Required task: From the listing below, extract each entry exactly as written, minus the images.

— begin Material shown —

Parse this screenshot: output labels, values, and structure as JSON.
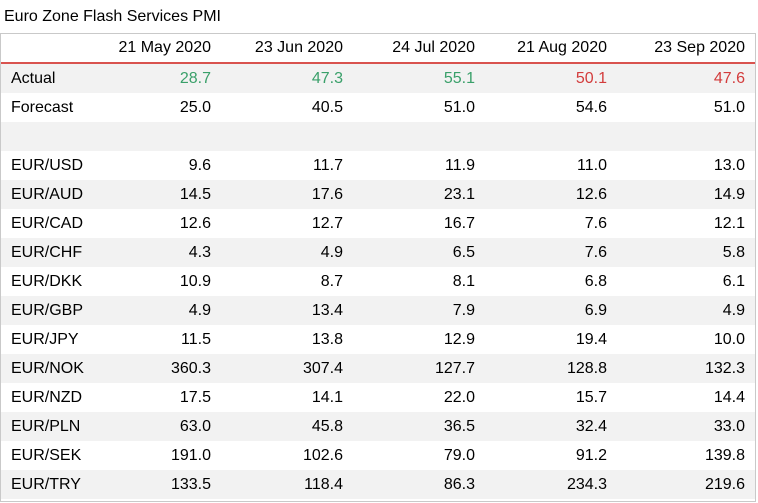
{
  "title": "Euro Zone Flash Services PMI",
  "columns": [
    "21 May 2020",
    "23 Jun 2020",
    "24 Jul 2020",
    "21 Aug 2020",
    "23 Sep 2020"
  ],
  "colors": {
    "positive": "#3aa06a",
    "negative": "#d33c3c",
    "header_rule": "#d9534f",
    "stripe": "#f2f2f2"
  },
  "actual": {
    "label": "Actual",
    "values": [
      {
        "v": "28.7",
        "tone": "up"
      },
      {
        "v": "47.3",
        "tone": "up"
      },
      {
        "v": "55.1",
        "tone": "up"
      },
      {
        "v": "50.1",
        "tone": "down"
      },
      {
        "v": "47.6",
        "tone": "down"
      }
    ]
  },
  "forecast": {
    "label": "Forecast",
    "values": [
      "25.0",
      "40.5",
      "51.0",
      "54.6",
      "51.0"
    ]
  },
  "pairs": [
    {
      "label": "EUR/USD",
      "values": [
        "9.6",
        "11.7",
        "11.9",
        "11.0",
        "13.0"
      ]
    },
    {
      "label": "EUR/AUD",
      "values": [
        "14.5",
        "17.6",
        "23.1",
        "12.6",
        "14.9"
      ]
    },
    {
      "label": "EUR/CAD",
      "values": [
        "12.6",
        "12.7",
        "16.7",
        "7.6",
        "12.1"
      ]
    },
    {
      "label": "EUR/CHF",
      "values": [
        "4.3",
        "4.9",
        "6.5",
        "7.6",
        "5.8"
      ]
    },
    {
      "label": "EUR/DKK",
      "values": [
        "10.9",
        "8.7",
        "8.1",
        "6.8",
        "6.1"
      ]
    },
    {
      "label": "EUR/GBP",
      "values": [
        "4.9",
        "13.4",
        "7.9",
        "6.9",
        "4.9"
      ]
    },
    {
      "label": "EUR/JPY",
      "values": [
        "11.5",
        "13.8",
        "12.9",
        "19.4",
        "10.0"
      ]
    },
    {
      "label": "EUR/NOK",
      "values": [
        "360.3",
        "307.4",
        "127.7",
        "128.8",
        "132.3"
      ]
    },
    {
      "label": "EUR/NZD",
      "values": [
        "17.5",
        "14.1",
        "22.0",
        "15.7",
        "14.4"
      ]
    },
    {
      "label": "EUR/PLN",
      "values": [
        "63.0",
        "45.8",
        "36.5",
        "32.4",
        "33.0"
      ]
    },
    {
      "label": "EUR/SEK",
      "values": [
        "191.0",
        "102.6",
        "79.0",
        "91.2",
        "139.8"
      ]
    },
    {
      "label": "EUR/TRY",
      "values": [
        "133.5",
        "118.4",
        "86.3",
        "234.3",
        "219.6"
      ]
    }
  ]
}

— end Material shown —

Reply:
Parse this screenshot: output labels, values, and structure as JSON.
{
  "title": "Euro Zone Flash Services PMI",
  "columns": [
    "21 May 2020",
    "23 Jun 2020",
    "24 Jul 2020",
    "21 Aug 2020",
    "23 Sep 2020"
  ],
  "colors": {
    "positive": "#3aa06a",
    "negative": "#d33c3c",
    "header_rule": "#d9534f",
    "stripe": "#f2f2f2"
  },
  "actual": {
    "label": "Actual",
    "values": [
      {
        "v": "28.7",
        "tone": "up"
      },
      {
        "v": "47.3",
        "tone": "up"
      },
      {
        "v": "55.1",
        "tone": "up"
      },
      {
        "v": "50.1",
        "tone": "down"
      },
      {
        "v": "47.6",
        "tone": "down"
      }
    ]
  },
  "forecast": {
    "label": "Forecast",
    "values": [
      "25.0",
      "40.5",
      "51.0",
      "54.6",
      "51.0"
    ]
  },
  "pairs": [
    {
      "label": "EUR/USD",
      "values": [
        "9.6",
        "11.7",
        "11.9",
        "11.0",
        "13.0"
      ]
    },
    {
      "label": "EUR/AUD",
      "values": [
        "14.5",
        "17.6",
        "23.1",
        "12.6",
        "14.9"
      ]
    },
    {
      "label": "EUR/CAD",
      "values": [
        "12.6",
        "12.7",
        "16.7",
        "7.6",
        "12.1"
      ]
    },
    {
      "label": "EUR/CHF",
      "values": [
        "4.3",
        "4.9",
        "6.5",
        "7.6",
        "5.8"
      ]
    },
    {
      "label": "EUR/DKK",
      "values": [
        "10.9",
        "8.7",
        "8.1",
        "6.8",
        "6.1"
      ]
    },
    {
      "label": "EUR/GBP",
      "values": [
        "4.9",
        "13.4",
        "7.9",
        "6.9",
        "4.9"
      ]
    },
    {
      "label": "EUR/JPY",
      "values": [
        "11.5",
        "13.8",
        "12.9",
        "19.4",
        "10.0"
      ]
    },
    {
      "label": "EUR/NOK",
      "values": [
        "360.3",
        "307.4",
        "127.7",
        "128.8",
        "132.3"
      ]
    },
    {
      "label": "EUR/NZD",
      "values": [
        "17.5",
        "14.1",
        "22.0",
        "15.7",
        "14.4"
      ]
    },
    {
      "label": "EUR/PLN",
      "values": [
        "63.0",
        "45.8",
        "36.5",
        "32.4",
        "33.0"
      ]
    },
    {
      "label": "EUR/SEK",
      "values": [
        "191.0",
        "102.6",
        "79.0",
        "91.2",
        "139.8"
      ]
    },
    {
      "label": "EUR/TRY",
      "values": [
        "133.5",
        "118.4",
        "86.3",
        "234.3",
        "219.6"
      ]
    }
  ]
}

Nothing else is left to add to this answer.